▸ What is needed
Report each line of the data that includes the word "author".

# Start of Data to use

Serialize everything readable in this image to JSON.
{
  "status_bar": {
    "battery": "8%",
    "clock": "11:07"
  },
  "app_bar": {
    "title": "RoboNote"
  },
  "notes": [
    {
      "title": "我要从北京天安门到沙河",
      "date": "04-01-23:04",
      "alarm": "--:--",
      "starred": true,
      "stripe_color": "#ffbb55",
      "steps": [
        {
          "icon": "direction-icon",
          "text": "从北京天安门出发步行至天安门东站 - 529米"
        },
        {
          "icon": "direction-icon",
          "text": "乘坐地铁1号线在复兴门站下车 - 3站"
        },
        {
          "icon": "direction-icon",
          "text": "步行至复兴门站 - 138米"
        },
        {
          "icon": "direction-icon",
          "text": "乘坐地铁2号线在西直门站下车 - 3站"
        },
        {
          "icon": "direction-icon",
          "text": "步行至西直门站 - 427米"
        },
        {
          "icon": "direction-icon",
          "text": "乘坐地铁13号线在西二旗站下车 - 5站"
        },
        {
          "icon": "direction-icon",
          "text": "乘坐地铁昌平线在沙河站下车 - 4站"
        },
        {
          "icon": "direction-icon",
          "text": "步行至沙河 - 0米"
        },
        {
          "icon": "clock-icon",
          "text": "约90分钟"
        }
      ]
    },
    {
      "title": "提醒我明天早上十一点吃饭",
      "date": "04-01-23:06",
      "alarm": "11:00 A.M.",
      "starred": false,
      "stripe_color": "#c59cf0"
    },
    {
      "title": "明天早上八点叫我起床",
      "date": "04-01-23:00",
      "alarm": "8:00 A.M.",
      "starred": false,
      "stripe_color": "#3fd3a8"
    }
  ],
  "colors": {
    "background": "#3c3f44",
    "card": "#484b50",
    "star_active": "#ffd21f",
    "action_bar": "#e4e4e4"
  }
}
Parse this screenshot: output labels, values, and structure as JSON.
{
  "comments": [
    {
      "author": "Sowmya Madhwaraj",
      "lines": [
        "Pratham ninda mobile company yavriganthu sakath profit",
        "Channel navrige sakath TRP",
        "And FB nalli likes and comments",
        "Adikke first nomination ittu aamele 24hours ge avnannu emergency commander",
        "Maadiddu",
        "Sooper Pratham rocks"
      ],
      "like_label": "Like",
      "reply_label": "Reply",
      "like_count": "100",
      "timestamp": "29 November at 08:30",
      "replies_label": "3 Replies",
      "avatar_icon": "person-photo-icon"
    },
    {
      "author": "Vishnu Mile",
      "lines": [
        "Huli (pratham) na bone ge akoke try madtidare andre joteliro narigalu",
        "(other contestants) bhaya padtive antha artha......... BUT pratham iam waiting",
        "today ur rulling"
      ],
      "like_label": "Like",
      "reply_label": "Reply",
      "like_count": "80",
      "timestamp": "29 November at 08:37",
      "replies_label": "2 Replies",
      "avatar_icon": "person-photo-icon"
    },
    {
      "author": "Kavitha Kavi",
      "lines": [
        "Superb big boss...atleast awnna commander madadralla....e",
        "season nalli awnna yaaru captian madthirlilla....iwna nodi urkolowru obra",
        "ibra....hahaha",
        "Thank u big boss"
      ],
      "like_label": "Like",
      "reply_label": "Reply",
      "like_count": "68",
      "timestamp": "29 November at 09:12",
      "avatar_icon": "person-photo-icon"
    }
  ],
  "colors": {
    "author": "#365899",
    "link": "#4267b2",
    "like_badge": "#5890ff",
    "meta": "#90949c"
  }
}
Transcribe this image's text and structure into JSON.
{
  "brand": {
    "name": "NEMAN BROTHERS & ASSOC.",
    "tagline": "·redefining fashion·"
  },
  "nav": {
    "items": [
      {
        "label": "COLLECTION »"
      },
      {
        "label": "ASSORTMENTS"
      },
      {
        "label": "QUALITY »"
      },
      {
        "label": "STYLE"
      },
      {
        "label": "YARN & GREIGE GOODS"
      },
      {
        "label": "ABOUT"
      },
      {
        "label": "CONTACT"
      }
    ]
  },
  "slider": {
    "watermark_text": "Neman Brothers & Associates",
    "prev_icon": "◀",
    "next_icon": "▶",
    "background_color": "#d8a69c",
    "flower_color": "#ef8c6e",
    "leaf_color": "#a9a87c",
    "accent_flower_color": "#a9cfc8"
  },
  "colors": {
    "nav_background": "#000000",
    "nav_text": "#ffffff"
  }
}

# End of Data to use

▸ Exercise answer
      "author": "Sowmya Madhwaraj",
      "author": "Vishnu Mile",
      "author": "Kavitha Kavi",
    "author": "#365899",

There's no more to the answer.